▶ **EXERCISE BRIEF**: Type out the material below exactly.

▶ **DATA**:
- - -

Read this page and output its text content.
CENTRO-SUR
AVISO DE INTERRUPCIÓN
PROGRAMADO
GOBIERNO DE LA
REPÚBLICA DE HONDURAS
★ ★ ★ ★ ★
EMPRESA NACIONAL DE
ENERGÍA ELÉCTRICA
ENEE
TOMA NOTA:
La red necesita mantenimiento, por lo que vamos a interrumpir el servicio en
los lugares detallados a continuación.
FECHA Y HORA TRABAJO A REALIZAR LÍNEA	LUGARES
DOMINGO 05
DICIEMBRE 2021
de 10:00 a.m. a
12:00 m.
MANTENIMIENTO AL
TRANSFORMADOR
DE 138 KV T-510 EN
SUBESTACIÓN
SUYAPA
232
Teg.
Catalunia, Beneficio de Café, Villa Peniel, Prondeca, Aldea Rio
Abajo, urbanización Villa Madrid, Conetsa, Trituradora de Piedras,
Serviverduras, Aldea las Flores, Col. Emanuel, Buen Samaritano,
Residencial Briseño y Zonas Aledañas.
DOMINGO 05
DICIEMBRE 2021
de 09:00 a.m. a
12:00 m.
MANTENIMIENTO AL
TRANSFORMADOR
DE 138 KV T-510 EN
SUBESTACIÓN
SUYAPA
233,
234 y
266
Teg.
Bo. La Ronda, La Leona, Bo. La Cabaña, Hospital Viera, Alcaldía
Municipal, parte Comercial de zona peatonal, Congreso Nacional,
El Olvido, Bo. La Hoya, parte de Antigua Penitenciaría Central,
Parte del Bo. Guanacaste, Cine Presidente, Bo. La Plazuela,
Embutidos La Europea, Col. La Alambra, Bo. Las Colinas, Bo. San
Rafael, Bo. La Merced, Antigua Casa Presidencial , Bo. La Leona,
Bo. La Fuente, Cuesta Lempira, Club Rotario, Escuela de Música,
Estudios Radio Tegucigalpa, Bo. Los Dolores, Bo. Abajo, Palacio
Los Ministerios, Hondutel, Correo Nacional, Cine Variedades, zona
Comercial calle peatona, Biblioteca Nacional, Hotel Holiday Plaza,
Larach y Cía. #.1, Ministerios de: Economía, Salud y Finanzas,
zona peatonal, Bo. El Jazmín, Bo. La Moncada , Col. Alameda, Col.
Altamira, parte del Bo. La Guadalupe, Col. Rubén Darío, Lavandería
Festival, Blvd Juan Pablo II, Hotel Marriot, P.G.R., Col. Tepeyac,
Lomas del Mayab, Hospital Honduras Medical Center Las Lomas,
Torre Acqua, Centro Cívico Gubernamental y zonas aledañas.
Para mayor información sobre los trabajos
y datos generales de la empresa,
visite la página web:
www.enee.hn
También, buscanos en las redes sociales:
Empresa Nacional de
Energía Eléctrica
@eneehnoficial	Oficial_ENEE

- - -

▶ **ANSWER IN FULL**:
Read this page and output its text content.
CENTRO-SUR
AVISO DE INTERRUPCIÓN
PROGRAMADO
GOBIERNO DE LA
REPÚBLICA DE HONDURAS
★ ★ ★ ★ ★
EMPRESA NACIONAL DE
ENERGÍA ELÉCTRICA
ENEE
TOMA NOTA:
La red necesita mantenimiento, por lo que vamos a interrumpir el servicio en
los lugares detallados a continuación.
FECHA Y HORA TRABAJO A REALIZAR LÍNEA	LUGARES
DOMINGO 05
DICIEMBRE 2021
de 10:00 a.m. a
12:00 m.
MANTENIMIENTO AL
TRANSFORMADOR
DE 138 KV T-510 EN
SUBESTACIÓN
SUYAPA
232
Teg.
Catalunia, Beneficio de Café, Villa Peniel, Prondeca, Aldea Rio
Abajo, urbanización Villa Madrid, Conetsa, Trituradora de Piedras,
Serviverduras, Aldea las Flores, Col. Emanuel, Buen Samaritano,
Residencial Briseño y Zonas Aledañas.
DOMINGO 05
DICIEMBRE 2021
de 09:00 a.m. a
12:00 m.
MANTENIMIENTO AL
TRANSFORMADOR
DE 138 KV T-510 EN
SUBESTACIÓN
SUYAPA
233,
234 y
266
Teg.
Bo. La Ronda, La Leona, Bo. La Cabaña, Hospital Viera, Alcaldía
Municipal, parte Comercial de zona peatonal, Congreso Nacional,
El Olvido, Bo. La Hoya, parte de Antigua Penitenciaría Central,
Parte del Bo. Guanacaste, Cine Presidente, Bo. La Plazuela,
Embutidos La Europea, Col. La Alambra, Bo. Las Colinas, Bo. San
Rafael, Bo. La Merced, Antigua Casa Presidencial , Bo. La Leona,
Bo. La Fuente, Cuesta Lempira, Club Rotario, Escuela de Música,
Estudios Radio Tegucigalpa, Bo. Los Dolores, Bo. Abajo, Palacio
Los Ministerios, Hondutel, Correo Nacional, Cine Variedades, zona
Comercial calle peatona, Biblioteca Nacional, Hotel Holiday Plaza,
Larach y Cía. #.1, Ministerios de: Economía, Salud y Finanzas,
zona peatonal, Bo. El Jazmín, Bo. La Moncada , Col. Alameda, Col.
Altamira, parte del Bo. La Guadalupe, Col. Rubén Darío, Lavandería
Festival, Blvd Juan Pablo II, Hotel Marriot, P.G.R., Col. Tepeyac,
Lomas del Mayab, Hospital Honduras Medical Center Las Lomas,
Torre Acqua, Centro Cívico Gubernamental y zonas aledañas.
Para mayor información sobre los trabajos
y datos generales de la empresa,
visite la página web:
www.enee.hn
También, buscanos en las redes sociales:
Empresa Nacional de
Energía Eléctrica
@eneehnoficial	Oficial_ENEE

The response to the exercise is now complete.